Rows from a figure dataset
◆ ◆ ◆

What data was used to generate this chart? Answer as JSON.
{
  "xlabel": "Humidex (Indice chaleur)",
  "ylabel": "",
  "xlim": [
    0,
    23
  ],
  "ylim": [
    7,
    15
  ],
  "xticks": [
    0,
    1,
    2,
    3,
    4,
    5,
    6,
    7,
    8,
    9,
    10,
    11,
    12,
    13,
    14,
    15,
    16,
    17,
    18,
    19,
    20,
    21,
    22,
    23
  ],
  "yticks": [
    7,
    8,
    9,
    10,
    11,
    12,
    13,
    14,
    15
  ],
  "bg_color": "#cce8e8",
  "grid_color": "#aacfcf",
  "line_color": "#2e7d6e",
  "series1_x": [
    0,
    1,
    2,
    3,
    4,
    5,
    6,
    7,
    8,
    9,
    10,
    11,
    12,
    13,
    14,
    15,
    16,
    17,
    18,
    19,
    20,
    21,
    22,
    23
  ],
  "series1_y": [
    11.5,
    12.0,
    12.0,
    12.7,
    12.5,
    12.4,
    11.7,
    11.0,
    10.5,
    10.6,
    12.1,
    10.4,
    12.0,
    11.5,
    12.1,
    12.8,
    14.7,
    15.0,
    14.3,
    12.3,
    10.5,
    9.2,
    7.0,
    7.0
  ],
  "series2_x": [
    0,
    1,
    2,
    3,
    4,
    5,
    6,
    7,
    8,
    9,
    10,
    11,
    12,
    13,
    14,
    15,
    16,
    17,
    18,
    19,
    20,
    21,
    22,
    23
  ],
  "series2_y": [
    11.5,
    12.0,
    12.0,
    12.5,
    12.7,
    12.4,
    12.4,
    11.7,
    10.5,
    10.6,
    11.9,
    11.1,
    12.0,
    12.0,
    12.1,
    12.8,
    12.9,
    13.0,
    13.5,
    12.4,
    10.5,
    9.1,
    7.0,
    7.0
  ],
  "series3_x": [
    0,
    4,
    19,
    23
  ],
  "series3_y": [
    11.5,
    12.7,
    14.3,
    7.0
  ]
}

◆ ◆ ◆

**Aim:** Restate the data above word for word.

**Solved exercise:**
What data was used to generate this chart? Answer as JSON.
{
  "xlabel": "Humidex (Indice chaleur)",
  "ylabel": "",
  "xlim": [
    0,
    23
  ],
  "ylim": [
    7,
    15
  ],
  "xticks": [
    0,
    1,
    2,
    3,
    4,
    5,
    6,
    7,
    8,
    9,
    10,
    11,
    12,
    13,
    14,
    15,
    16,
    17,
    18,
    19,
    20,
    21,
    22,
    23
  ],
  "yticks": [
    7,
    8,
    9,
    10,
    11,
    12,
    13,
    14,
    15
  ],
  "bg_color": "#cce8e8",
  "grid_color": "#aacfcf",
  "line_color": "#2e7d6e",
  "series1_x": [
    0,
    1,
    2,
    3,
    4,
    5,
    6,
    7,
    8,
    9,
    10,
    11,
    12,
    13,
    14,
    15,
    16,
    17,
    18,
    19,
    20,
    21,
    22,
    23
  ],
  "series1_y": [
    11.5,
    12.0,
    12.0,
    12.7,
    12.5,
    12.4,
    11.7,
    11.0,
    10.5,
    10.6,
    12.1,
    10.4,
    12.0,
    11.5,
    12.1,
    12.8,
    14.7,
    15.0,
    14.3,
    12.3,
    10.5,
    9.2,
    7.0,
    7.0
  ],
  "series2_x": [
    0,
    1,
    2,
    3,
    4,
    5,
    6,
    7,
    8,
    9,
    10,
    11,
    12,
    13,
    14,
    15,
    16,
    17,
    18,
    19,
    20,
    21,
    22,
    23
  ],
  "series2_y": [
    11.5,
    12.0,
    12.0,
    12.5,
    12.7,
    12.4,
    12.4,
    11.7,
    10.5,
    10.6,
    11.9,
    11.1,
    12.0,
    12.0,
    12.1,
    12.8,
    12.9,
    13.0,
    13.5,
    12.4,
    10.5,
    9.1,
    7.0,
    7.0
  ],
  "series3_x": [
    0,
    4,
    19,
    23
  ],
  "series3_y": [
    11.5,
    12.7,
    14.3,
    7.0
  ]
}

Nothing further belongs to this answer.